Copy each line containing the word "西部矿业" from the records that follow, please.

<<<<

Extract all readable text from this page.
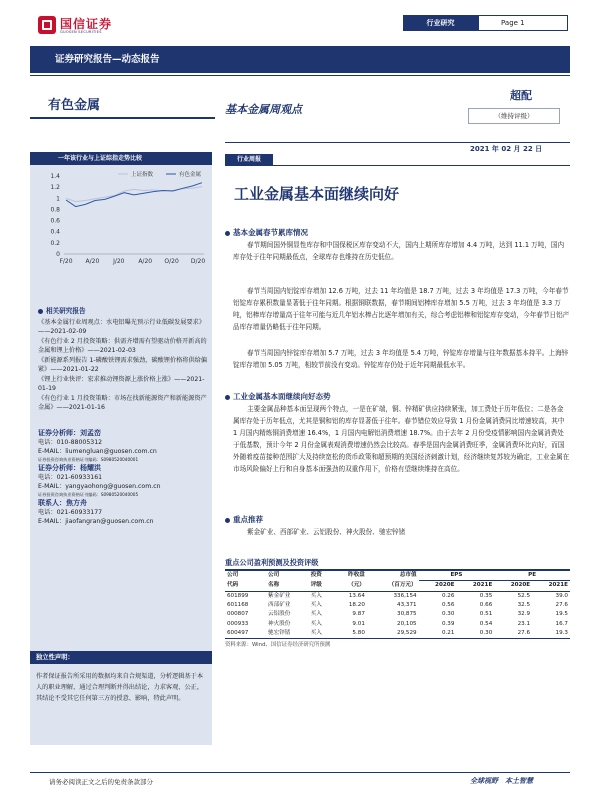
国信证券
GUOSEN SECURITIES
行业研究	Page 1
证券研究报告—动态报告
有色金属	基本金属周观点
超配
（维持评级）
2021 年 02 月 22 日
一年该行业与上证综指走势比较
1.4
1.2
1
0.8
0.6
0.4
0.2
0
F/20 A/20 J/20 A/20 O/20 D/20
上证指数	有色金属
相关研究报告
《基本金属行业周观点：水电铝曝光预示行业低碳发展要求》——2021-02-09
《有色行业 2 月投资策略：供需齐增需有望驱动价格开新高的金属和锂上价格》——2021-02-03
《新能源系列报告 1-磷酸铁锂需求强劲，碳酸锂价格将供给偏紧》——2021-01-22
《锂上行业快评：宏求推动锂资源上涨价格上涨》——2021-01-19
《有色行业 1 月投资策略：市场在找新能源资产和新能源资产金属》——2021-01-16
证券分析师：刘孟峦
电话：010-88005312
E-MAIL：liumengluan@guosen.com.cn
证券投资咨询执业资格证书编码：S0980520040001
证券分析师：杨耀洪
电话：021-60933161
E-MAIL：yangyaohong@guosen.com.cn
证券投资咨询执业资格证书编码：S0980520040005
联系人：焦方舟
电话：021-60933177
E-MAIL：jiaofangran@guosen.com.cn
独立性声明：
作者保证报告所采用的数据均来自合规渠道，分析逻辑基于本人的职业理解，通过合理判断并得出结论，力求客观、公正，其结论不受其它任何第三方的授意、影响，特此声明。
行业周报
工业金属基本面继续向好
基本金属春节累库情况
春节期间国外铜显性库存和中国保税区库存变动不大，国内上期所库存增加 4.4 万吨，达到 11.1 万吨，国内库存处于往年同期最低点，全球库存也维持在历史低位。
春节当周国内铝锭库存增加 12.6 万吨，过去 11 年均值是 18.7 万吨，过去 3 年均值是 17.3 万吨，今年春节铝锭库存累积数量显著低于往年同期。根据铜联数据，春节期间铝棒库存增加 5.5 万吨，过去 3 年均值是 3.3 万吨，铝棒库存增量高于往年可能与近几年铝水棒占比逐年增加有关，综合考虑铝棒和铝锭库存变动，今年春节日铝产品库存增量仍略低于往年同期。
春节当周国内锌锭库存增加 5.7 万吨，过去 3 年均值是 5.4 万吨，锌锭库存增量与往年数据基本持平。上海锌锭库存增加 5.05 万吨，相较节前没有变动。锌锭库存仍处于近年同期最低水平。
工业金属基本面继续向好态势
主要金属品种基本面呈现两个特点，一是在矿端，铜、锌精矿供应持续紧张，加工费处于历年低位；二是各金属库存处于历年低点，尤其是铜和铝的库存显著低于往年。春节错位效应导致 1 月份金属消费同比增速较高，其中 1 月国内精炼铜消费增速 16.4%，1 月国内电解铝消费增速 18.7%。由于去年 2 月份受疫情影响国内金属消费处于低基数，预计今年 2 月份金属表观消费增速仍然会比较高。春季是国内金属消费旺季，金属消费环比向好，而国外随着疫苗接种范围扩大及持续宽松的货币政策和超预期的美国经济刺激计划，经济继续复苏较为确定，工业金属在市场风险偏好上行和自身基本面强劲的双重作用下，价格有望继续维持在高位。
重点推荐
紫金矿业、西部矿业、云铝股份、神火股份、驰宏锌锗
重点公司盈利预测及投资评级
公司	公司	投资	昨收盘	总市值	EPS		PE	
代码	名称	评级	（元）	（百万元）	2020E	2021E	2020E	2021E
601899	紫金矿业	买入	13.64	336,154	0.26	0.35	52.5	39.0
601168	西部矿业	买入	18.20	43,371	0.56	0.66	32.5	27.6
000807	云铝股份	买入	9.87	30,875	0.30	0.51	32.9	19.5
000933	神火股份	买入	9.01	20,105	0.39	0.54	23.1	16.7
600497	驰宏锌锗	买入	5.80	29,529	0.21	0.30	27.6	19.3
资料来源：Wind、国信证券经济研究所预测
请务必阅读正文之后的免责条款部分	全球视野　本土智慧
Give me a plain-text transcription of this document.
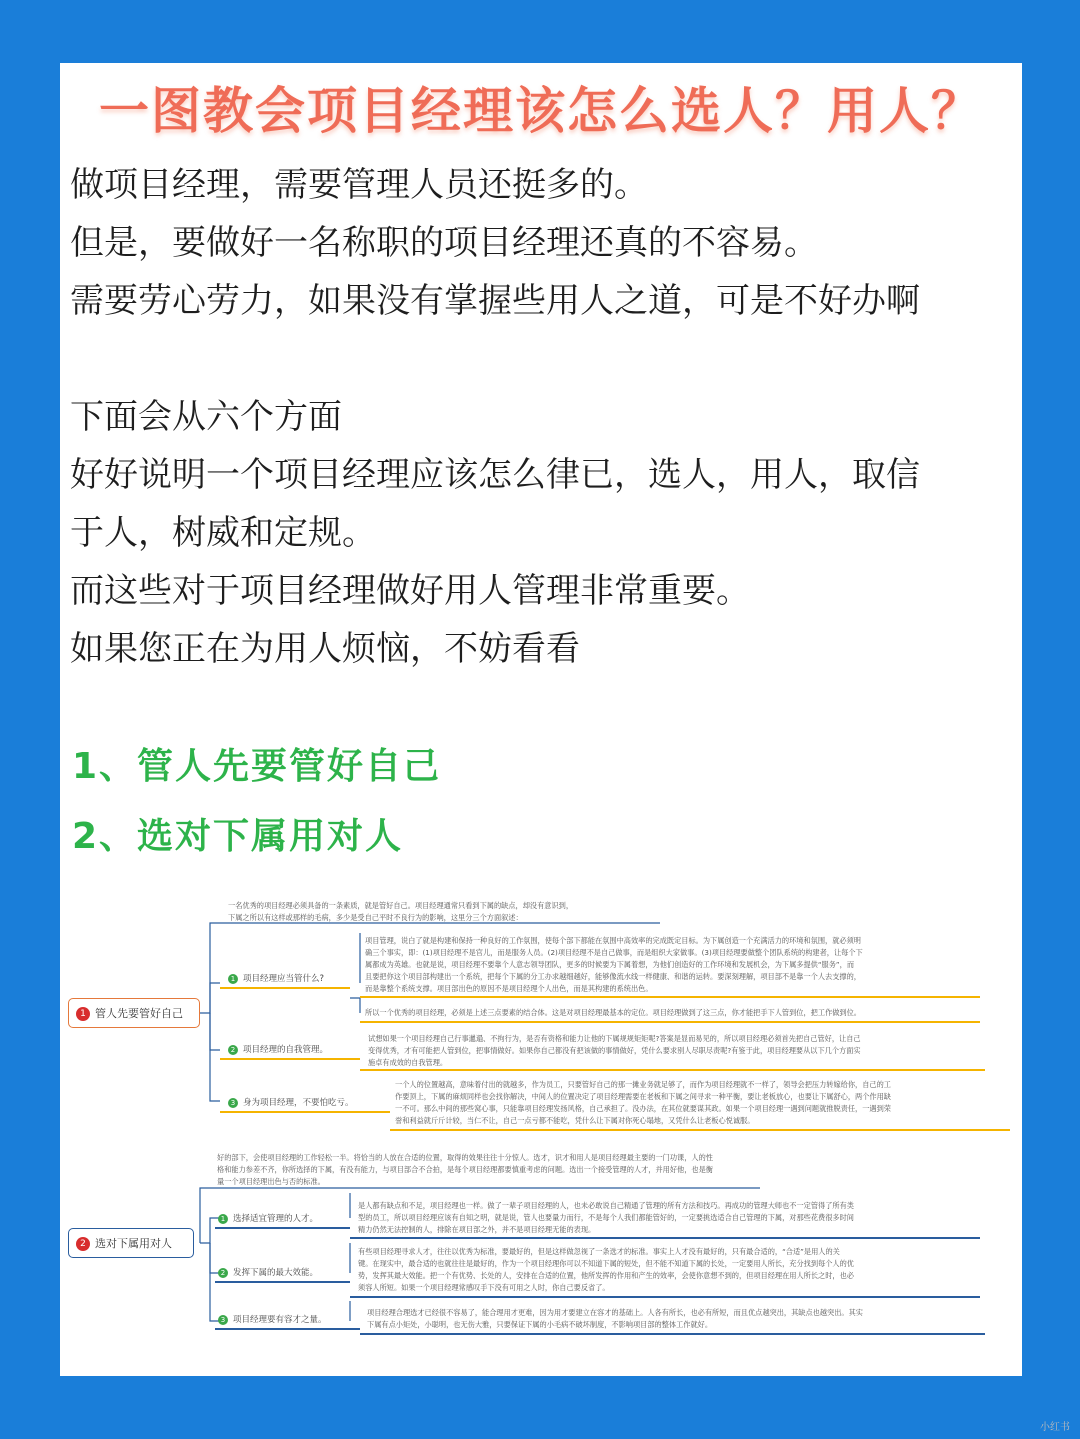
一图教会项目经理该怎么选人？用人？

做项目经理，需要管理人员还挺多的。

但是，要做好一名称职的项目经理还真的不容易。

需要劳心劳力，如果没有掌握些用人之道，可是不好办啊

下面会从六个方面

好好说明一个项目经理应该怎么律已，选人，用人，取信

于人，树威和定规。

而这些对于项目经理做好用人管理非常重要。

如果您正在为用人烦恼，不妨看看

1、管人先要管好自己
2、选对下属用对人
1 管人先要管好自己
一名优秀的项目经理必须具备的一条素质，就是管好自己。项目经理通常只看到下属的缺点，却没有意识到，
下属之所以有这样或那样的毛病，多少是受自己平时不良行为的影响，这里分三个方面叙述：
1 项目经理应当管什么?
项目管理，说白了就是构建和保持一种良好的工作氛围，使每个部下都能在氛围中高效率的完成既定目标。为下属创造一个充满活力的环境和氛围，就必须明
确三个事实，即：(1)项目经理不是官儿，而是服务人员。(2)项目经理不是自己做事，而是组织大家做事。(3)项目经理要做整个团队系统的构建者，让每个下
属都成为英雄。也就是说，项目经理不要靠个人意志领导团队，更多的时候要为下属着想，为他们创造好的工作环境和发展机会，为下属多提供“服务”，而
且要把你这个项目部构建出一个系统，把每个下属的分工办求越细越好，能够像流水线一样健康、和谐的运转。要深刻理解，项目部不是靠一个人去支撑的，
而是靠整个系统支撑。项目部出色的原因不是项目经理个人出色，而是其构建的系统出色。
所以一个优秀的项目经理，必须是上述三点要素的结合体。这是对项目经理最基本的定位。项目经理做到了这三点，你才能把手下人管到位，把工作做到位。
2 项目经理的自我管理。
试想如果一个项目经理自己行事邋遢、不拘行为，是否有资格和能力让他的下属规规矩矩呢?答案是显而易见的，所以项目经理必须首先把自己管好，让自己
变得优秀，才有可能把人管到位，把事情做好。如果你自己都没有把该做的事情做好，凭什么要求别人尽职尽责呢?有鉴于此，项目经理要从以下几个方面实
施卓有成效的自我管理。
3 身为项目经理，不要怕吃亏。
一个人的位置越高，意味着付出的就越多，作为员工，只要管好自己的那一摊业务就足够了，而作为项目经理就不一样了，领导会把压力转嫁给你，自己的工
作要顶上，下属的麻烦同样也会找你解决，中间人的位置决定了项目经理需要在老板和下属之间寻求一种平衡，要让老板放心，也要让下属舒心，两个作用缺
一不可。那么中间的那些窝心事，只能靠项目经理发扬风格，自己承担了。没办法，在其位就要谋其政。如果一个项目经理一遇到问题就推脱责任，一遇到荣
誉和利益就斤斤计较，当仁不让，自己一点亏都不能吃，凭什么让下属对你死心塌地，又凭什么让老板心悦诚服。
2 选对下属用对人
好的部下，会使项目经理的工作轻松一半。将恰当的人放在合适的位置，取得的效果往往十分惊人。选才，识才和用人是项目经理最主要的一门功课，人的性
格和能力参差不齐，你所选择的下属，有没有能力，与项目部合不合拍，是每个项目经理都要慎重考虑的问题。选出一个接受管理的人才，并用好他，也是衡
量一个项目经理出色与否的标准。
1 选择适宜管理的人才。
是人都有缺点和不足，项目经理也一样。做了一辈子项目经理的人，也未必敢说自己精通了管理的所有方法和技巧。再成功的管理大师也不一定管得了所有类
型的员工，所以项目经理应该有自知之明，就是说，管人也要量力而行，不是每个人我们都能管好的，一定要挑选适合自己管理的下属，对那些花费很多时间
精力仍然无法控制的人，排除在项目部之外，并不是项目经理无能的表现。
2 发挥下属的最大效能。
有些项目经理寻求人才，往往以优秀为标准，要最好的，但是这样做忽视了一条选才的标准。事实上人才没有最好的，只有最合适的，“合适”是用人的关
键。在现实中，最合适的也就往往是最好的，作为一个项目经理你可以不知道下属的短处，但不能不知道下属的长处，一定要用人所长，充分找到每个人的优
势，发挥其最大效能。把一个有优势、长处的人，安排在合适的位置，他所发挥的作用和产生的效率，会使你意想不到的，但项目经理在用人所长之时，也必
须容人所短。如果一个项目经理常感叹手下没有可用之人时，你自己要反省了。
3 项目经理要有容才之量。
项目经理合理选才已经很不容易了，能合理用才更难，因为用才要建立在容才的基础上。人各有所长，也必有所短，而且优点越突出，其缺点也越突出。其实
下属有点小矩处，小聪明，也无伤大雅，只要保证下属的小毛病不破坏制度，不影响项目部的整体工作就好。
小红书
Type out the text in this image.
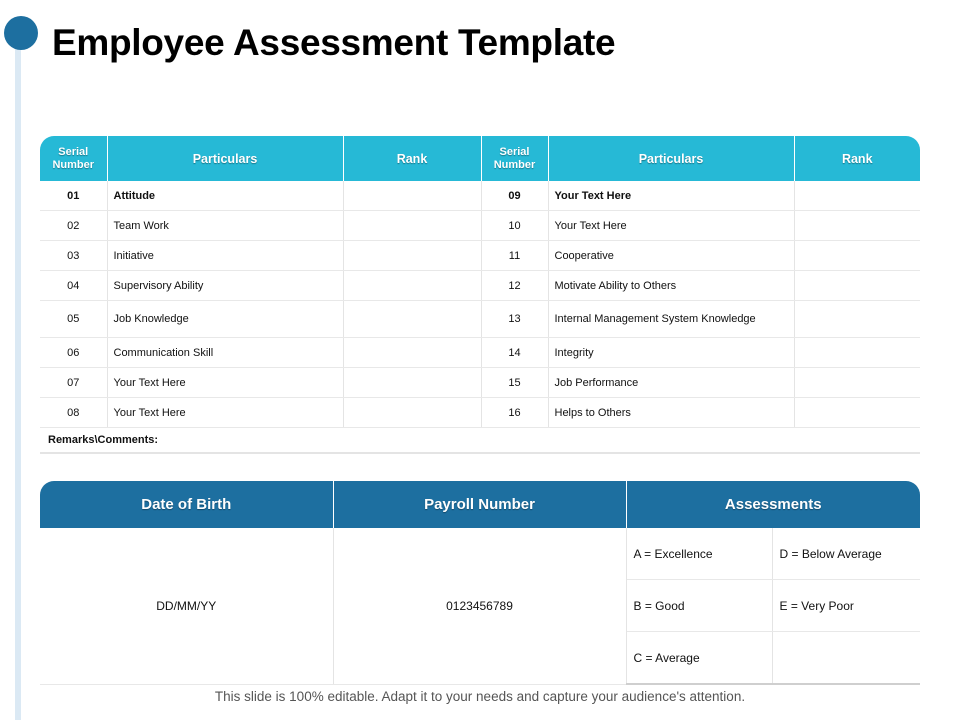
Employee Assessment Template
Serial Number	Particulars	Rank	Serial Number	Particulars	Rank
01	Attitude		09	Your Text Here	
02	Team Work		10	Your Text Here	
03	Initiative		11	Cooperative	
04	Supervisory Ability		12	Motivate Ability to Others	
05	Job Knowledge		13	Internal Management System Knowledge	
06	Communication Skill		14	Integrity	
07	Your Text Here		15	Job Performance	
08	Your Text Here		16	Helps to Others	
Remarks\Comments:					
Date of Birth	Payroll Number	Assessments	
DD/MM/YY	0123456789	A = Excellence	D = Below Average
		B = Good	E = Very Poor
		C = Average	
This slide is 100% editable. Adapt it to your needs and capture your audience's attention.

>>>>

[Finished exercise]:
紫金矿业、西部矿业、云铝股份、神火股份、驰宏锌锗
601168	西部矿业	买入	18.20	43,371	0.56	0.66	32.5	27.6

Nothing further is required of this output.